=== WHAT THE EXERCISE ASKS ===
Give the entries again, word for word.

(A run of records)
BEGIN
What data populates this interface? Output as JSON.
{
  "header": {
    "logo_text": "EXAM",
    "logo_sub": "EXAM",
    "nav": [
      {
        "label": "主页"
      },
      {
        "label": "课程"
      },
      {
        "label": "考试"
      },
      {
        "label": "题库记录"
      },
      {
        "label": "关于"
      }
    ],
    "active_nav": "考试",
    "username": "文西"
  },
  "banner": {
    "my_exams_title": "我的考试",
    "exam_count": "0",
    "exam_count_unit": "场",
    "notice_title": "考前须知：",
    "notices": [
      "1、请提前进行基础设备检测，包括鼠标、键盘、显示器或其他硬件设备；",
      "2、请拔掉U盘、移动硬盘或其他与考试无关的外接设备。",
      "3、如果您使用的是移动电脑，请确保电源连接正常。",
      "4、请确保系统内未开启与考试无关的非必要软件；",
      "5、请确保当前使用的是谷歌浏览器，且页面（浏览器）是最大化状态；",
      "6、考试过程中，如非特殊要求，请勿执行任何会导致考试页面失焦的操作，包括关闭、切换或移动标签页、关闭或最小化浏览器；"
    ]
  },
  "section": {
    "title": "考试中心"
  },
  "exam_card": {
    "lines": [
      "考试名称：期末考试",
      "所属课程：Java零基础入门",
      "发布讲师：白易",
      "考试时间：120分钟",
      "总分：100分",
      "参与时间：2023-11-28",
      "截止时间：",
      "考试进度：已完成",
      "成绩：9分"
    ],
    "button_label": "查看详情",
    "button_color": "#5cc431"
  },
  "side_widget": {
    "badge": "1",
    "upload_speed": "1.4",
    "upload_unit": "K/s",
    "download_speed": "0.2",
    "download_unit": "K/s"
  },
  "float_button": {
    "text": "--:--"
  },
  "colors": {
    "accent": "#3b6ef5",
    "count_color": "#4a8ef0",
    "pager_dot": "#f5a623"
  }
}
END
=== RESULT BELOW ===
What data populates this interface? Output as JSON.
{
  "header": {
    "logo_text": "EXAM",
    "logo_sub": "EXAM",
    "nav": [
      {
        "label": "主页"
      },
      {
        "label": "课程"
      },
      {
        "label": "考试"
      },
      {
        "label": "题库记录"
      },
      {
        "label": "关于"
      }
    ],
    "active_nav": "考试",
    "username": "文西"
  },
  "banner": {
    "my_exams_title": "我的考试",
    "exam_count": "0",
    "exam_count_unit": "场",
    "notice_title": "考前须知：",
    "notices": [
      "1、请提前进行基础设备检测，包括鼠标、键盘、显示器或其他硬件设备；",
      "2、请拔掉U盘、移动硬盘或其他与考试无关的外接设备。",
      "3、如果您使用的是移动电脑，请确保电源连接正常。",
      "4、请确保系统内未开启与考试无关的非必要软件；",
      "5、请确保当前使用的是谷歌浏览器，且页面（浏览器）是最大化状态；",
      "6、考试过程中，如非特殊要求，请勿执行任何会导致考试页面失焦的操作，包括关闭、切换或移动标签页、关闭或最小化浏览器；"
    ]
  },
  "section": {
    "title": "考试中心"
  },
  "exam_card": {
    "lines": [
      "考试名称：期末考试",
      "所属课程：Java零基础入门",
      "发布讲师：白易",
      "考试时间：120分钟",
      "总分：100分",
      "参与时间：2023-11-28",
      "截止时间：",
      "考试进度：已完成",
      "成绩：9分"
    ],
    "button_label": "查看详情",
    "button_color": "#5cc431"
  },
  "side_widget": {
    "badge": "1",
    "upload_speed": "1.4",
    "upload_unit": "K/s",
    "download_speed": "0.2",
    "download_unit": "K/s"
  },
  "float_button": {
    "text": "--:--"
  },
  "colors": {
    "accent": "#3b6ef5",
    "count_color": "#4a8ef0",
    "pager_dot": "#f5a623"
  }
}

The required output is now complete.